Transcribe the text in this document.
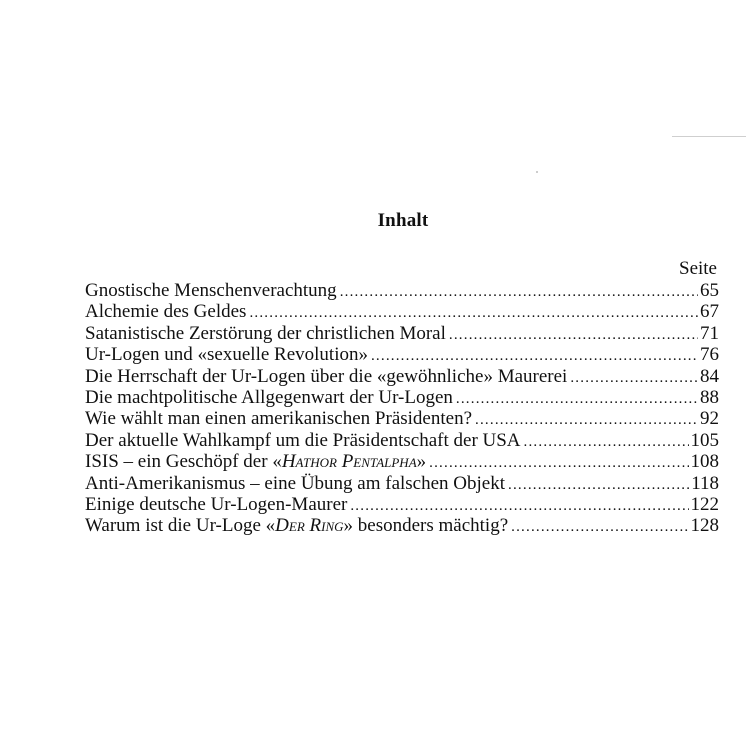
Inhalt
Seite
Gnostische Menschenverachtung .....	65
Alchemie des Geldes .....	67
Satanistische Zerstörung der christlichen Moral .....	71
Ur-Logen und «sexuelle Revolution» .....	76
Die Herrschaft der Ur-Logen über die «gewöhnliche» Maurerei .....	84
Die machtpolitische Allgegenwart der Ur-Logen .....	88
Wie wählt man einen amerikanischen Präsidenten? .....	92
Der aktuelle Wahlkampf um die Präsidentschaft der USA .....	105
ISIS – ein Geschöpf der «Hathor Pentalpha» .....	108
Anti-Amerikanismus – eine Übung am falschen Objekt .....	118
Einige deutsche Ur-Logen-Maurer .....	122
Warum ist die Ur-Loge «Der Ring» besonders mächtig? .....	128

--------------------------------------------------

(TASK PROMPT): Write the listing above out again exactly, dropping each image.

(CORRECT RESPONSE):
Transcribe the text in this document.
Inhalt
Seite
Gnostische Menschenverachtung .....	65
Alchemie des Geldes .....	67
Satanistische Zerstörung der christlichen Moral .....	71
Ur-Logen und «sexuelle Revolution» .....	76
Die Herrschaft der Ur-Logen über die «gewöhnliche» Maurerei .....	84
Die machtpolitische Allgegenwart der Ur-Logen .....	88
Wie wählt man einen amerikanischen Präsidenten? .....	92
Der aktuelle Wahlkampf um die Präsidentschaft der USA .....	105
ISIS – ein Geschöpf der «Hathor Pentalpha» .....	108
Anti-Amerikanismus – eine Übung am falschen Objekt .....	118
Einige deutsche Ur-Logen-Maurer .....	122
Warum ist die Ur-Loge «Der Ring» besonders mächtig? .....	128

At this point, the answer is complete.